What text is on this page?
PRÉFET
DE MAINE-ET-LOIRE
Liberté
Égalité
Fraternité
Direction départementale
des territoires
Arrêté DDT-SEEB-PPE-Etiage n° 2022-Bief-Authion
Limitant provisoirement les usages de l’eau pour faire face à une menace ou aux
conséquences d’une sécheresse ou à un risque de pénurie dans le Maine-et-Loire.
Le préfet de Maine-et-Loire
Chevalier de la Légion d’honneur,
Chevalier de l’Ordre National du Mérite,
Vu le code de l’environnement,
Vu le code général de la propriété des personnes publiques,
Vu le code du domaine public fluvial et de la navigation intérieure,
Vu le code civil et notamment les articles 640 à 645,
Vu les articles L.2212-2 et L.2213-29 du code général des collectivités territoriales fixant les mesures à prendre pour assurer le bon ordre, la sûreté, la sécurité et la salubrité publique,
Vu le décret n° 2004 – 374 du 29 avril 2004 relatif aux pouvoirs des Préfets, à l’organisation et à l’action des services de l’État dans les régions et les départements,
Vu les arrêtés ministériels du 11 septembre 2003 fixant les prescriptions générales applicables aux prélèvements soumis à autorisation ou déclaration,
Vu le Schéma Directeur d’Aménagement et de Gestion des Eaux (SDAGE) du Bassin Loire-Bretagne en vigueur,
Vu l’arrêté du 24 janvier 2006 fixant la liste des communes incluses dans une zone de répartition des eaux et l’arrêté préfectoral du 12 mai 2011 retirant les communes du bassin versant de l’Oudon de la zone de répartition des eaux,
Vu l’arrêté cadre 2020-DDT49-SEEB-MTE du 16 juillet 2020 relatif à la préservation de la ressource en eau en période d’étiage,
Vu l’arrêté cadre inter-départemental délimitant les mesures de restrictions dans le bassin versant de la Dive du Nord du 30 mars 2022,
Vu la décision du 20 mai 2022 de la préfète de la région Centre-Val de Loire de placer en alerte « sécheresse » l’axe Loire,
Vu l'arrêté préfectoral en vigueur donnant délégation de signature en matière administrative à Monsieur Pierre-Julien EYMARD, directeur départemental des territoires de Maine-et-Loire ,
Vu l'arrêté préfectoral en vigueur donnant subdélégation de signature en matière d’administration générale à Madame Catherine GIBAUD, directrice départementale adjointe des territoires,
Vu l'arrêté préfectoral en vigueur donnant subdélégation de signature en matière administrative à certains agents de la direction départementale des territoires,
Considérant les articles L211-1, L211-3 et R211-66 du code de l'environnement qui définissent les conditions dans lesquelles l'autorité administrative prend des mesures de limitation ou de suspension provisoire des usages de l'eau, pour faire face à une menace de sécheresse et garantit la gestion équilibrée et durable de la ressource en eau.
+ + +
• [Task details] Exactly reproduce all of the entries above.

• [Final result]
What text is on this page?
PRÉFET
DE MAINE-ET-LOIRE
Liberté
Égalité
Fraternité
Direction départementale
des territoires
Arrêté DDT-SEEB-PPE-Etiage n° 2022-Bief-Authion
Limitant provisoirement les usages de l’eau pour faire face à une menace ou aux
conséquences d’une sécheresse ou à un risque de pénurie dans le Maine-et-Loire.
Le préfet de Maine-et-Loire
Chevalier de la Légion d’honneur,
Chevalier de l’Ordre National du Mérite,
Vu le code de l’environnement,
Vu le code général de la propriété des personnes publiques,
Vu le code du domaine public fluvial et de la navigation intérieure,
Vu le code civil et notamment les articles 640 à 645,
Vu les articles L.2212-2 et L.2213-29 du code général des collectivités territoriales fixant les mesures à prendre pour assurer le bon ordre, la sûreté, la sécurité et la salubrité publique,
Vu le décret n° 2004 – 374 du 29 avril 2004 relatif aux pouvoirs des Préfets, à l’organisation et à l’action des services de l’État dans les régions et les départements,
Vu les arrêtés ministériels du 11 septembre 2003 fixant les prescriptions générales applicables aux prélèvements soumis à autorisation ou déclaration,
Vu le Schéma Directeur d’Aménagement et de Gestion des Eaux (SDAGE) du Bassin Loire-Bretagne en vigueur,
Vu l’arrêté du 24 janvier 2006 fixant la liste des communes incluses dans une zone de répartition des eaux et l’arrêté préfectoral du 12 mai 2011 retirant les communes du bassin versant de l’Oudon de la zone de répartition des eaux,
Vu l’arrêté cadre 2020-DDT49-SEEB-MTE du 16 juillet 2020 relatif à la préservation de la ressource en eau en période d’étiage,
Vu l’arrêté cadre inter-départemental délimitant les mesures de restrictions dans le bassin versant de la Dive du Nord du 30 mars 2022,
Vu la décision du 20 mai 2022 de la préfète de la région Centre-Val de Loire de placer en alerte « sécheresse » l’axe Loire,
Vu l'arrêté préfectoral en vigueur donnant délégation de signature en matière administrative à Monsieur Pierre-Julien EYMARD, directeur départemental des territoires de Maine-et-Loire ,
Vu l'arrêté préfectoral en vigueur donnant subdélégation de signature en matière d’administration générale à Madame Catherine GIBAUD, directrice départementale adjointe des territoires,
Vu l'arrêté préfectoral en vigueur donnant subdélégation de signature en matière administrative à certains agents de la direction départementale des territoires,
Considérant les articles L211-1, L211-3 et R211-66 du code de l'environnement qui définissent les conditions dans lesquelles l'autorité administrative prend des mesures de limitation ou de suspension provisoire des usages de l'eau, pour faire face à une menace de sécheresse et garantit la gestion équilibrée et durable de la ressource en eau.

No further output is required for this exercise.